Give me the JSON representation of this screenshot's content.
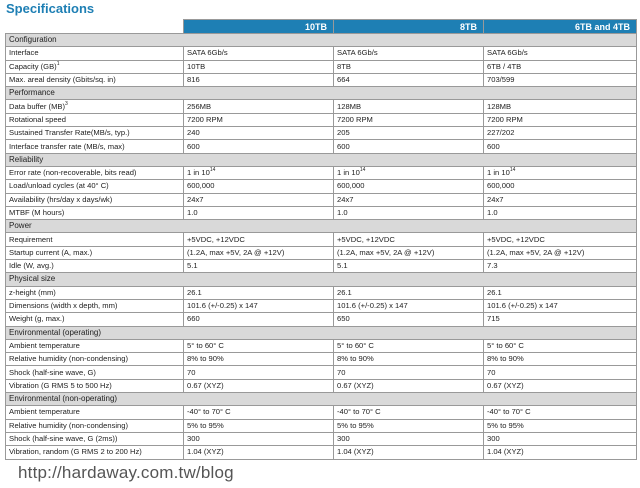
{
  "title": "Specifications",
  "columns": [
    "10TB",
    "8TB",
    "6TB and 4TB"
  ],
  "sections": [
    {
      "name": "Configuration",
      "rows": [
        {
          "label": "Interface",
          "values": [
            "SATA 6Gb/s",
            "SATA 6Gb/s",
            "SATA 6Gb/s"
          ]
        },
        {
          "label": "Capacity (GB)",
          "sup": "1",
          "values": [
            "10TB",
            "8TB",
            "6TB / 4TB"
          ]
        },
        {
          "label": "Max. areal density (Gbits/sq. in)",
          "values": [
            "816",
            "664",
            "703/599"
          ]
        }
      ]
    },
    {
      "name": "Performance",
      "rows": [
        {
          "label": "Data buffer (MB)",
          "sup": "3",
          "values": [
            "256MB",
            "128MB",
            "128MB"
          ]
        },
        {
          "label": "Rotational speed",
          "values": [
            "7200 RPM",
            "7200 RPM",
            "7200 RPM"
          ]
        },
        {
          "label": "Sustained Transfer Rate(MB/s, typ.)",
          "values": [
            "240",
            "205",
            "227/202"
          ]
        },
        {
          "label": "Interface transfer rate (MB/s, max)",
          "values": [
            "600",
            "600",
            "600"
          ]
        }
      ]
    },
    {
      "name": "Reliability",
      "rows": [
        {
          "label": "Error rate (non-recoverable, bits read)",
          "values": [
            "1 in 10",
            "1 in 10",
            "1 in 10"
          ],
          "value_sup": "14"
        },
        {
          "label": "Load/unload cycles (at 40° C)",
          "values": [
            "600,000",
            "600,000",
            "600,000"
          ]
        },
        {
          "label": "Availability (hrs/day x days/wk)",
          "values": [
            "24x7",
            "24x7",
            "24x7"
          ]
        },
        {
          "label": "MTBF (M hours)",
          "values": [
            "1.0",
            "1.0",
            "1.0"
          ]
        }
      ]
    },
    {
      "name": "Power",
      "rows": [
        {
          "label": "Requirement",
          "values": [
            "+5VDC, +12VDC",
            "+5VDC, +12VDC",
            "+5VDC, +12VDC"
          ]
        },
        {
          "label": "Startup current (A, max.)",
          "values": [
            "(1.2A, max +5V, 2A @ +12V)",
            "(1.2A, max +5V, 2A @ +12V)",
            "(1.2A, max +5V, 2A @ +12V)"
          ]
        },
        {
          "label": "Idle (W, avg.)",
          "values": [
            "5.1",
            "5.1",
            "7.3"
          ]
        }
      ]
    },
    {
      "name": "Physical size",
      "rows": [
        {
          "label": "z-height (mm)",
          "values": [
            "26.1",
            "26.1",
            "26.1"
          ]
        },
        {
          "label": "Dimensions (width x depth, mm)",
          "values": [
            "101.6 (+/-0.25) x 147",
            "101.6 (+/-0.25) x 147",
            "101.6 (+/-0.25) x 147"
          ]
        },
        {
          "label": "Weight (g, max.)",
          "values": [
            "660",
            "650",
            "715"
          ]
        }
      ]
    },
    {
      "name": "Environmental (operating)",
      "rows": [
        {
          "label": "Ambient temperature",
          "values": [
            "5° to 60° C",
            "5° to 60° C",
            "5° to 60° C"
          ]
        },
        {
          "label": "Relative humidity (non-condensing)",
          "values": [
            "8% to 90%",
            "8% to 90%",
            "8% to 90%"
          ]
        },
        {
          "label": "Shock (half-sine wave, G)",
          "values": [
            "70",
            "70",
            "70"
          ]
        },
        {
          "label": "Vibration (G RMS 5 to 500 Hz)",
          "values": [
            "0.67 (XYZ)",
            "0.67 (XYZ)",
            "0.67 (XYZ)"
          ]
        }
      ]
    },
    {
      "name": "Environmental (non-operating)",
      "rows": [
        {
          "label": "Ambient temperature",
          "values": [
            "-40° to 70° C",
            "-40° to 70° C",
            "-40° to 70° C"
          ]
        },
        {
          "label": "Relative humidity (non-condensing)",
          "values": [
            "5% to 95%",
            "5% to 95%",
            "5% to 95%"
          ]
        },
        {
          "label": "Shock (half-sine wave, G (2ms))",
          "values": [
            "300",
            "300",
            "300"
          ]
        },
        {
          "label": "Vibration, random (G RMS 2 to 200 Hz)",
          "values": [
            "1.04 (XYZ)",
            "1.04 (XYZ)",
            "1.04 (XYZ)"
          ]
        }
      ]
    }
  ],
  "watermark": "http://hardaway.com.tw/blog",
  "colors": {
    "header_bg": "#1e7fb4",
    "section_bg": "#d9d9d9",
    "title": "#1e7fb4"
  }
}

————

DO THIS: Copy the records exactly as they appear, excluding images.

IN RESPONSE:
Give me the JSON representation of this screenshot's content.
{
  "title": "Specifications",
  "columns": [
    "10TB",
    "8TB",
    "6TB and 4TB"
  ],
  "sections": [
    {
      "name": "Configuration",
      "rows": [
        {
          "label": "Interface",
          "values": [
            "SATA 6Gb/s",
            "SATA 6Gb/s",
            "SATA 6Gb/s"
          ]
        },
        {
          "label": "Capacity (GB)",
          "sup": "1",
          "values": [
            "10TB",
            "8TB",
            "6TB / 4TB"
          ]
        },
        {
          "label": "Max. areal density (Gbits/sq. in)",
          "values": [
            "816",
            "664",
            "703/599"
          ]
        }
      ]
    },
    {
      "name": "Performance",
      "rows": [
        {
          "label": "Data buffer (MB)",
          "sup": "3",
          "values": [
            "256MB",
            "128MB",
            "128MB"
          ]
        },
        {
          "label": "Rotational speed",
          "values": [
            "7200 RPM",
            "7200 RPM",
            "7200 RPM"
          ]
        },
        {
          "label": "Sustained Transfer Rate(MB/s, typ.)",
          "values": [
            "240",
            "205",
            "227/202"
          ]
        },
        {
          "label": "Interface transfer rate (MB/s, max)",
          "values": [
            "600",
            "600",
            "600"
          ]
        }
      ]
    },
    {
      "name": "Reliability",
      "rows": [
        {
          "label": "Error rate (non-recoverable, bits read)",
          "values": [
            "1 in 10",
            "1 in 10",
            "1 in 10"
          ],
          "value_sup": "14"
        },
        {
          "label": "Load/unload cycles (at 40° C)",
          "values": [
            "600,000",
            "600,000",
            "600,000"
          ]
        },
        {
          "label": "Availability (hrs/day x days/wk)",
          "values": [
            "24x7",
            "24x7",
            "24x7"
          ]
        },
        {
          "label": "MTBF (M hours)",
          "values": [
            "1.0",
            "1.0",
            "1.0"
          ]
        }
      ]
    },
    {
      "name": "Power",
      "rows": [
        {
          "label": "Requirement",
          "values": [
            "+5VDC, +12VDC",
            "+5VDC, +12VDC",
            "+5VDC, +12VDC"
          ]
        },
        {
          "label": "Startup current (A, max.)",
          "values": [
            "(1.2A, max +5V, 2A @ +12V)",
            "(1.2A, max +5V, 2A @ +12V)",
            "(1.2A, max +5V, 2A @ +12V)"
          ]
        },
        {
          "label": "Idle (W, avg.)",
          "values": [
            "5.1",
            "5.1",
            "7.3"
          ]
        }
      ]
    },
    {
      "name": "Physical size",
      "rows": [
        {
          "label": "z-height (mm)",
          "values": [
            "26.1",
            "26.1",
            "26.1"
          ]
        },
        {
          "label": "Dimensions (width x depth, mm)",
          "values": [
            "101.6 (+/-0.25) x 147",
            "101.6 (+/-0.25) x 147",
            "101.6 (+/-0.25) x 147"
          ]
        },
        {
          "label": "Weight (g, max.)",
          "values": [
            "660",
            "650",
            "715"
          ]
        }
      ]
    },
    {
      "name": "Environmental (operating)",
      "rows": [
        {
          "label": "Ambient temperature",
          "values": [
            "5° to 60° C",
            "5° to 60° C",
            "5° to 60° C"
          ]
        },
        {
          "label": "Relative humidity (non-condensing)",
          "values": [
            "8% to 90%",
            "8% to 90%",
            "8% to 90%"
          ]
        },
        {
          "label": "Shock (half-sine wave, G)",
          "values": [
            "70",
            "70",
            "70"
          ]
        },
        {
          "label": "Vibration (G RMS 5 to 500 Hz)",
          "values": [
            "0.67 (XYZ)",
            "0.67 (XYZ)",
            "0.67 (XYZ)"
          ]
        }
      ]
    },
    {
      "name": "Environmental (non-operating)",
      "rows": [
        {
          "label": "Ambient temperature",
          "values": [
            "-40° to 70° C",
            "-40° to 70° C",
            "-40° to 70° C"
          ]
        },
        {
          "label": "Relative humidity (non-condensing)",
          "values": [
            "5% to 95%",
            "5% to 95%",
            "5% to 95%"
          ]
        },
        {
          "label": "Shock (half-sine wave, G (2ms))",
          "values": [
            "300",
            "300",
            "300"
          ]
        },
        {
          "label": "Vibration, random (G RMS 2 to 200 Hz)",
          "values": [
            "1.04 (XYZ)",
            "1.04 (XYZ)",
            "1.04 (XYZ)"
          ]
        }
      ]
    }
  ],
  "watermark": "http://hardaway.com.tw/blog",
  "colors": {
    "header_bg": "#1e7fb4",
    "section_bg": "#d9d9d9",
    "title": "#1e7fb4"
  }
}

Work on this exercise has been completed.